*Selected extract:*

The Poetry Now Award is an annual literary prize presented for the best single volume of poetry by an Irish poet. The €5,000 award was first given in 2005 (reduced to €2,500 in 2013) and is presented during annual Dún Laoghaire–Rathdown poetry festivals. From 2005 to 2011, it was bestowed during the Poetry Now international poetry festival (the latter event was inaugurated in 1996) which was held in March or April each year. In 2012 and 2013, the award was given during the Mountains to Sea dlr Book Festival, in September ("dlr" stands for "Dún Laoghaire–Rathdown"). The award is sponsored by The Irish Times newspaper.

History

2018
Winner: Leontia Flynn, for The Radio

Shortlist:
 Tara Bergin, The Tragic Death of Eleanor Marx
 Leontia Flynn, The Radio
 Conor O'Callaghan, Live Streaming
 Mark Roper, Bindweed
 David Wheatley, The President of Planet Earth

Judges:

 Fran Brearton, John McAuliffe and Gerard Smyth

2017
Winner: Paddy Bushe, for On A Turning Wing

2016
Winner: Caitríona O’Reilly, for Geis

2015
Winner: Theo Dorgan, for Nine Bright Shiners

2014
Winner: Sinéad Morrissey, for Parallax

2013
Winner: Dennis O'Driscoll, for Dear Life, awarded posthumously (he died in December 2012).

Shortlist:
 Catherine Phil MacCarthy, The Invisible Threshold.
 Dennis O'Driscoll, Dear Life.
 Harry Clifton, The Winter Sleep of Captain Lemass.
 James Harpur, Angels and Harvesters.
 Mark Roper, A Gather of Shadow.

Judges: Mary O'Donnell (poet and novelist), Peter Sirr (writer, editor, translator, and former winner), and Ruth Webster (bookseller).

2012
Winner: Michael Longley, for A Hundred Doors.

Shortlist:
 Moya Cannon, Hands.
 Michael Longley, A Hundred Doors.
 John Montague, Speech Lessons.

*Task instructions:*
1. Answer these questions about the Poetry Now Award article above:
(a) To what amount was the prize reduced in 2013?
(b) Who won in 2017, and for which book?
(c) Who judged the 2018 award?
2. Extend the Poetry Now Award article above, picking up right after the last title it shows.

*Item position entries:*
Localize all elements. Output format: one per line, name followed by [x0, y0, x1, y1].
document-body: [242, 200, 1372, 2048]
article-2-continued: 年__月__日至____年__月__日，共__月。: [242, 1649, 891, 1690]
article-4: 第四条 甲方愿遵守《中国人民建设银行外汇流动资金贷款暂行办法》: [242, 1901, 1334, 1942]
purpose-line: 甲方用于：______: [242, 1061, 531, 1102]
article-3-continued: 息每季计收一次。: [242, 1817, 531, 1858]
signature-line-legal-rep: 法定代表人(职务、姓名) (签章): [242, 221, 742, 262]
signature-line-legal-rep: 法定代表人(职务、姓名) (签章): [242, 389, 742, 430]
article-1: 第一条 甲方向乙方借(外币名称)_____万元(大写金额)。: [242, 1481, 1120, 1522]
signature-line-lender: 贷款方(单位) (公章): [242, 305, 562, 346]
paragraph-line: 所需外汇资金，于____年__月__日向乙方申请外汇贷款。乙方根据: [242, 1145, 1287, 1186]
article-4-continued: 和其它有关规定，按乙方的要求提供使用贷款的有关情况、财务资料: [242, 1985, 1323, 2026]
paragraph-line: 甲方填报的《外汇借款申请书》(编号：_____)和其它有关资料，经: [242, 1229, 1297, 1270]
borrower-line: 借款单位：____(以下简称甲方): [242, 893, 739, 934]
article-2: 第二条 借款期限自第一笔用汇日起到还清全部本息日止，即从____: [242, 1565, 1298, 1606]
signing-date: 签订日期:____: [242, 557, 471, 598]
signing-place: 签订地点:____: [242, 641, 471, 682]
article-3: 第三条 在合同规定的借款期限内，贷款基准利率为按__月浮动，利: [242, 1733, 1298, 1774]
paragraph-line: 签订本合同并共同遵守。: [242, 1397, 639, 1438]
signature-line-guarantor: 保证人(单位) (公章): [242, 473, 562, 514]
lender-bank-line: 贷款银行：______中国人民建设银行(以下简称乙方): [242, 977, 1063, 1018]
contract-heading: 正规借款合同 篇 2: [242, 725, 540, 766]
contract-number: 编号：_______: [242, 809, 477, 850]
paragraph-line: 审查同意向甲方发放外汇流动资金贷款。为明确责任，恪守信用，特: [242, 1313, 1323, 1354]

*Answers for the tasks:*
1.
(a) €2,500
(b) Paddy Bushe, for On A Turning Wing
(c) Fran Brearton, John McAuliffe and Gerard Smyth

2.
 Bernard O'Donoghue, Farmers Cross.
 Macdara Woods, The Cotard Dimension.

Judges:  Gerald Dawe, James Harpur, and Mary Shine Thompson (all poets).

2011
Winner: Seamus Heaney, for Human Chain.

Shortlist:
 Sara Berkeley, The View from Here.
 Ciarán Carson, Until Before After.
 Dermot Healy, A Fool's Errand.
 Seamus Heaney, Human Chain.
 Paul Muldoon, Maggot.

Judges:  Brian Lynch (poet, novelist, and screenwriter), Leanne O'Sullivan (poet), and Borbála Faragó (lecturer and critic).

2010

Winner: Sinéad Morrissey, for Through the Square Window.

Shortlist: 
 Ciarán Carson, On the Night Watch.
 Vona Groarke, Spindrift.
 Sinéad Morrissey, Through the Square Window.
 Eiléan Ní Chuilleanáin, The Sun-fish.
 Peter Sirr, The Thing Is.

Judges:  John F. Deane, Alan Gillis, and Maria Johnston.

2009

Winner: Derek Mahon, for Life on Earth.

Shortlist:
 Colette Bryce, Self-Portrait in the Dark.
 Ciarán Carson, For All We Know.
 Leontia Flynn, Drives.
 Pearse Hutchinson, At Least For a While.
 Derek Mahon, Life on Earth.

Judges:  Kit Fryatt, Sean O'Brien, and Joseph Woods.

2008

Winner: Harry Clifton, for Secular Eden: Paris Notebooks 1994–2004.

Shortlist:
 Harry Clifton, Secular Eden: Paris Notebooks 1994–2004.
 Eamon Grennan, Out of Breath.
 Dave Lordan, The Boy in the Ring.
 Dennis O'Driscoll, Reality Check.
 Matthew Sweeney, Black Moon.

Judges:  Philip Coleman, Sasha Dugdale, and William Wall.

2007

Winner: Seamus Heaney, for District and Circle.

Shortlist:
 Seamus Heaney, District and Circle.
 Medbh McGuckian, The Currach Requires No Harbours.
 Paul Muldoon, Horse Latitudes.
 Caitriona O'Reilly, The Sea Cabinet.
 David Wheatley, Mocker.

Judges:  Eileen Battersby, Niall MacMonagle, and Maurice Riordan.

2006

Winner: Derek Mahon, for Harbour Lights.

Shortlist:
 John F. Deane, The Instruments of Art.
 Nick Laird, To a Fault.
 Derek Mahon, Harbour Lights.
 Sinéad Morrissey, The State of the Prisons.
 Conor O'Callaghan, Fiction.

Judges:  Patrick Crotty, Gerard Fanning, and Fiona Sampson.

2005

Winner: Dorothy Molloy, for Hare Soup, awarded posthumously (she died in January 2004) for her début collection.

Shortlist:
 Paul Durcan, The Art of Life.
 Alan Gillis, Somebody Somewhere.
 Medbh McGuckian, The Book of the Angel.
 Dorothy Molloy, Hare Soup.
 Peter Sirr, Nonetheless.
Judges:  Simon Armitage, Selina Guinness, and Colm Tóibín.

References

External links
 Poetry Now, website for the annual international poetry festival.
 Mountains to Sea dlr Book Festival, website for the annual book festival.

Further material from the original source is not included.